Data to use:
◆ ◆ ◆ ◆
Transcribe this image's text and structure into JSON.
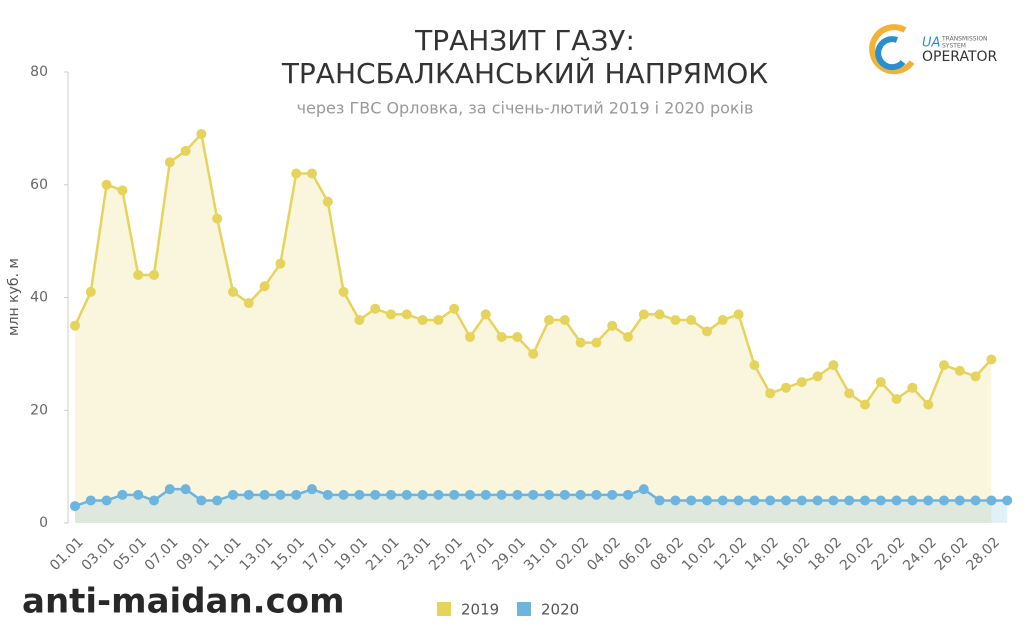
{
  "chart_data": {
    "type": "line",
    "title": [
      "ТРАНЗИТ ГАЗУ:",
      "ТРАНСБАЛКАНСЬКИЙ НАПРЯМОК"
    ],
    "subtitle": "через ГВС Орловка, за січень-лютий 2019 і 2020 років",
    "y_label": "млн куб. м",
    "categories": [
      "01.01",
      null,
      "03.01",
      null,
      "05.01",
      null,
      "07.01",
      null,
      "09.01",
      null,
      "11.01",
      null,
      "13.01",
      null,
      "15.01",
      null,
      "17.01",
      null,
      "19.01",
      null,
      "21.01",
      null,
      "23.01",
      null,
      "25.01",
      null,
      "27.01",
      null,
      "29.01",
      null,
      "31.01",
      null,
      "02.02",
      null,
      "04.02",
      null,
      "06.02",
      null,
      "08.02",
      null,
      "10.02",
      null,
      "12.02",
      null,
      "14.02",
      null,
      "16.02",
      null,
      "18.02",
      null,
      "20.02",
      null,
      "22.02",
      null,
      "24.02",
      null,
      "26.02",
      null,
      "28.02",
      null
    ],
    "series": [
      {
        "name": "2019",
        "color": "#e6d35c",
        "values": [
          35,
          41,
          60,
          59,
          44,
          44,
          64,
          66,
          69,
          54,
          41,
          39,
          42,
          46,
          62,
          62,
          57,
          41,
          36,
          38,
          37,
          37,
          36,
          36,
          38,
          33,
          37,
          33,
          33,
          30,
          36,
          36,
          32,
          32,
          35,
          33,
          37,
          37,
          36,
          36,
          34,
          36,
          37,
          28,
          23,
          24,
          25,
          26,
          28,
          23,
          21,
          25,
          22,
          24,
          21,
          28,
          27,
          26,
          29,
          null
        ]
      },
      {
        "name": "2020",
        "color": "#6db5de",
        "values": [
          3,
          4,
          4,
          5,
          5,
          4,
          6,
          6,
          4,
          4,
          5,
          5,
          5,
          5,
          5,
          6,
          5,
          5,
          5,
          5,
          5,
          5,
          5,
          5,
          5,
          5,
          5,
          5,
          5,
          5,
          5,
          5,
          5,
          5,
          5,
          5,
          6,
          4,
          4,
          4,
          4,
          4,
          4,
          4,
          4,
          4,
          4,
          4,
          4,
          4,
          4,
          4,
          4,
          4,
          4,
          4,
          4,
          4,
          4,
          4
        ]
      }
    ],
    "ylim": [
      0,
      80
    ],
    "yticks": [
      0,
      20,
      40,
      60,
      80
    ],
    "grid": false,
    "legend": "bottom"
  },
  "logo": {
    "mark": "UA",
    "small": [
      "TRANSMISSION",
      "SYSTEM"
    ],
    "name": "OPERATOR"
  },
  "watermark": "anti-maidan.com"
}
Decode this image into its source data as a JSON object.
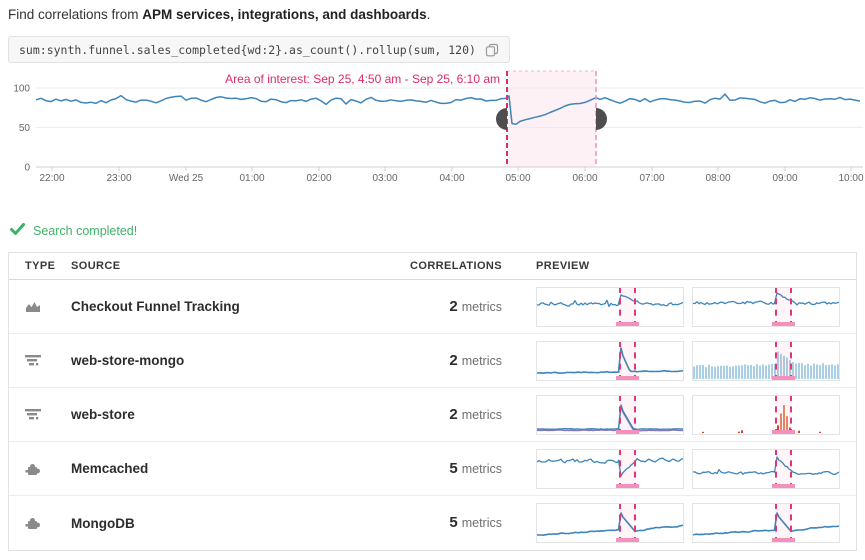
{
  "page": {
    "intro": {
      "prefix": "Find correlations from ",
      "emphasis": "APM services, integrations, and dashboards",
      "suffix": "."
    },
    "query": {
      "text": "sum:synth.funnel.sales_completed{wd:2}.as_count().rollup(sum, 120)"
    },
    "status": {
      "label": "Search completed!"
    }
  },
  "chart": {
    "area_of_interest_label": "Area of interest: Sep 25, 4:50 am - Sep 25, 6:10 am",
    "selection": {
      "start": "Sep 25, 4:50 am",
      "end": "Sep 25, 6:10 am"
    },
    "y_ticks": [
      "100",
      "50",
      "0"
    ],
    "x_ticks": [
      "22:00",
      "23:00",
      "Wed 25",
      "01:00",
      "02:00",
      "03:00",
      "04:00",
      "05:00",
      "06:00",
      "07:00",
      "08:00",
      "09:00",
      "10:00"
    ],
    "baseline_value": 85,
    "dip_value": 55
  },
  "table": {
    "headers": {
      "type": "TYPE",
      "source": "SOURCE",
      "correlations": "CORRELATIONS",
      "preview": "PREVIEW"
    },
    "rows": [
      {
        "type": "dashboard",
        "source": "Checkout Funnel Tracking",
        "count": "2",
        "unit": "metrics",
        "previews": [
          {
            "kind": "noisy-spike"
          },
          {
            "kind": "noisy-spike-tall"
          }
        ]
      },
      {
        "type": "apm-service",
        "source": "web-store-mongo",
        "count": "2",
        "unit": "metrics",
        "previews": [
          {
            "kind": "flat-spike"
          },
          {
            "kind": "bars-spike"
          }
        ]
      },
      {
        "type": "apm-service",
        "source": "web-store",
        "count": "2",
        "unit": "metrics",
        "previews": [
          {
            "kind": "dual-flat-spike"
          },
          {
            "kind": "sparse-red-bars"
          }
        ]
      },
      {
        "type": "integration",
        "source": "Memcached",
        "count": "5",
        "unit": "metrics",
        "previews": [
          {
            "kind": "noisy-dip"
          },
          {
            "kind": "noisy-spike-low"
          }
        ]
      },
      {
        "type": "integration",
        "source": "MongoDB",
        "count": "5",
        "unit": "metrics",
        "previews": [
          {
            "kind": "rising-spike"
          },
          {
            "kind": "rising-spike"
          }
        ]
      }
    ]
  },
  "colors": {
    "line_blue": "#3d85ba",
    "bars_blue": "#a9cfe5",
    "purple_line": "#8579be",
    "accent_pink": "#df2a6b",
    "pink_light": "#f291b8",
    "pink_top": "#f3b3cd",
    "selection_fill": "#fdf1f6",
    "green": "#3fb269",
    "red_bar": "#d0452c",
    "red_bar_light": "#e58a62",
    "handle_gray": "#4e4e4e",
    "icon_gray": "#8a8a8a",
    "grid": "#ececec",
    "axis": "#cfcfcf",
    "tick_text": "#666666"
  }
}
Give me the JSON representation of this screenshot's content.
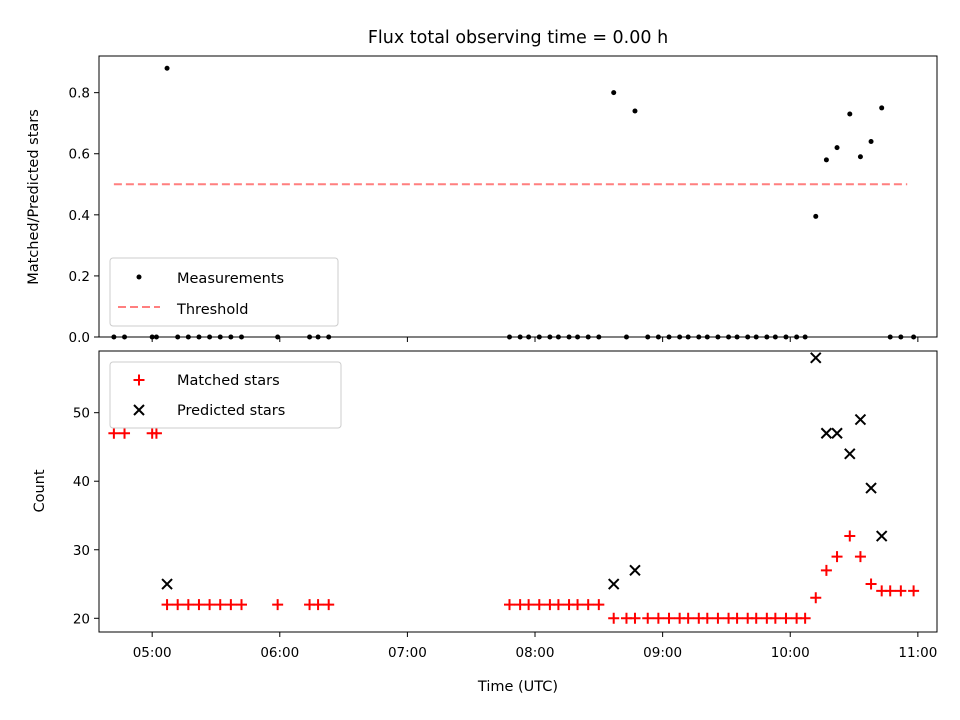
◆ ◆ ◆ ◆
Aim of the task: Quote the data above in full, leaving out the pictures it holds.

Problem solution:
Transcribe this image's text and structure into JSON.
{
  "chart_data": {
    "type": "line",
    "title": [
      "ТРАНЗИТ ГАЗУ:",
      "ТРАНСБАЛКАНСЬКИЙ НАПРЯМОК"
    ],
    "subtitle": "через ГВС Орловка, за січень-лютий 2019 і 2020 років",
    "y_label": "млн куб. м",
    "categories": [
      "01.01",
      null,
      "03.01",
      null,
      "05.01",
      null,
      "07.01",
      null,
      "09.01",
      null,
      "11.01",
      null,
      "13.01",
      null,
      "15.01",
      null,
      "17.01",
      null,
      "19.01",
      null,
      "21.01",
      null,
      "23.01",
      null,
      "25.01",
      null,
      "27.01",
      null,
      "29.01",
      null,
      "31.01",
      null,
      "02.02",
      null,
      "04.02",
      null,
      "06.02",
      null,
      "08.02",
      null,
      "10.02",
      null,
      "12.02",
      null,
      "14.02",
      null,
      "16.02",
      null,
      "18.02",
      null,
      "20.02",
      null,
      "22.02",
      null,
      "24.02",
      null,
      "26.02",
      null,
      "28.02",
      null
    ],
    "series": [
      {
        "name": "2019",
        "color": "#e6d35c",
        "values": [
          35,
          41,
          60,
          59,
          44,
          44,
          64,
          66,
          69,
          54,
          41,
          39,
          42,
          46,
          62,
          62,
          57,
          41,
          36,
          38,
          37,
          37,
          36,
          36,
          38,
          33,
          37,
          33,
          33,
          30,
          36,
          36,
          32,
          32,
          35,
          33,
          37,
          37,
          36,
          36,
          34,
          36,
          37,
          28,
          23,
          24,
          25,
          26,
          28,
          23,
          21,
          25,
          22,
          24,
          21,
          28,
          27,
          26,
          29,
          null
        ]
      },
      {
        "name": "2020",
        "color": "#6db5de",
        "values": [
          3,
          4,
          4,
          5,
          5,
          4,
          6,
          6,
          4,
          4,
          5,
          5,
          5,
          5,
          5,
          6,
          5,
          5,
          5,
          5,
          5,
          5,
          5,
          5,
          5,
          5,
          5,
          5,
          5,
          5,
          5,
          5,
          5,
          5,
          5,
          5,
          6,
          4,
          4,
          4,
          4,
          4,
          4,
          4,
          4,
          4,
          4,
          4,
          4,
          4,
          4,
          4,
          4,
          4,
          4,
          4,
          4,
          4,
          4,
          4
        ]
      }
    ],
    "ylim": [
      0,
      80
    ],
    "yticks": [
      0,
      20,
      40,
      60,
      80
    ],
    "grid": false,
    "legend": "bottom"
  },
  "logo": {
    "mark": "UA",
    "small": [
      "TRANSMISSION",
      "SYSTEM"
    ],
    "name": "OPERATOR"
  },
  "watermark": "anti-maidan.com"
}
Decode this image into its source data as a JSON object.
{
  "page": {
    "intro": {
      "prefix": "Find correlations from ",
      "emphasis": "APM services, integrations, and dashboards",
      "suffix": "."
    },
    "query": {
      "text": "sum:synth.funnel.sales_completed{wd:2}.as_count().rollup(sum, 120)"
    },
    "status": {
      "label": "Search completed!"
    }
  },
  "chart": {
    "area_of_interest_label": "Area of interest: Sep 25, 4:50 am - Sep 25, 6:10 am",
    "selection": {
      "start": "Sep 25, 4:50 am",
      "end": "Sep 25, 6:10 am"
    },
    "y_ticks": [
      "100",
      "50",
      "0"
    ],
    "x_ticks": [
      "22:00",
      "23:00",
      "Wed 25",
      "01:00",
      "02:00",
      "03:00",
      "04:00",
      "05:00",
      "06:00",
      "07:00",
      "08:00",
      "09:00",
      "10:00"
    ],
    "baseline_value": 85,
    "dip_value": 55
  },
  "table": {
    "headers": {
      "type": "TYPE",
      "source": "SOURCE",
      "correlations": "CORRELATIONS",
      "preview": "PREVIEW"
    },
    "rows": [
      {
        "type": "dashboard",
        "source": "Checkout Funnel Tracking",
        "count": "2",
        "unit": "metrics",
        "previews": [
          {
            "kind": "noisy-spike"
          },
          {
            "kind": "noisy-spike-tall"
          }
        ]
      },
      {
        "type": "apm-service",
        "source": "web-store-mongo",
        "count": "2",
        "unit": "metrics",
        "previews": [
          {
            "kind": "flat-spike"
          },
          {
            "kind": "bars-spike"
          }
        ]
      },
      {
        "type": "apm-service",
        "source": "web-store",
        "count": "2",
        "unit": "metrics",
        "previews": [
          {
            "kind": "dual-flat-spike"
          },
          {
            "kind": "sparse-red-bars"
          }
        ]
      },
      {
        "type": "integration",
        "source": "Memcached",
        "count": "5",
        "unit": "metrics",
        "previews": [
          {
            "kind": "noisy-dip"
          },
          {
            "kind": "noisy-spike-low"
          }
        ]
      },
      {
        "type": "integration",
        "source": "MongoDB",
        "count": "5",
        "unit": "metrics",
        "previews": [
          {
            "kind": "rising-spike"
          },
          {
            "kind": "rising-spike"
          }
        ]
      }
    ]
  },
  "colors": {
    "line_blue": "#3d85ba",
    "bars_blue": "#a9cfe5",
    "purple_line": "#8579be",
    "accent_pink": "#df2a6b",
    "pink_light": "#f291b8",
    "pink_top": "#f3b3cd",
    "selection_fill": "#fdf1f6",
    "green": "#3fb269",
    "red_bar": "#d0452c",
    "red_bar_light": "#e58a62",
    "handle_gray": "#4e4e4e",
    "icon_gray": "#8a8a8a",
    "grid": "#ececec",
    "axis": "#cfcfcf",
    "tick_text": "#666666"
  }
}
Give me the JSON representation of this screenshot's content.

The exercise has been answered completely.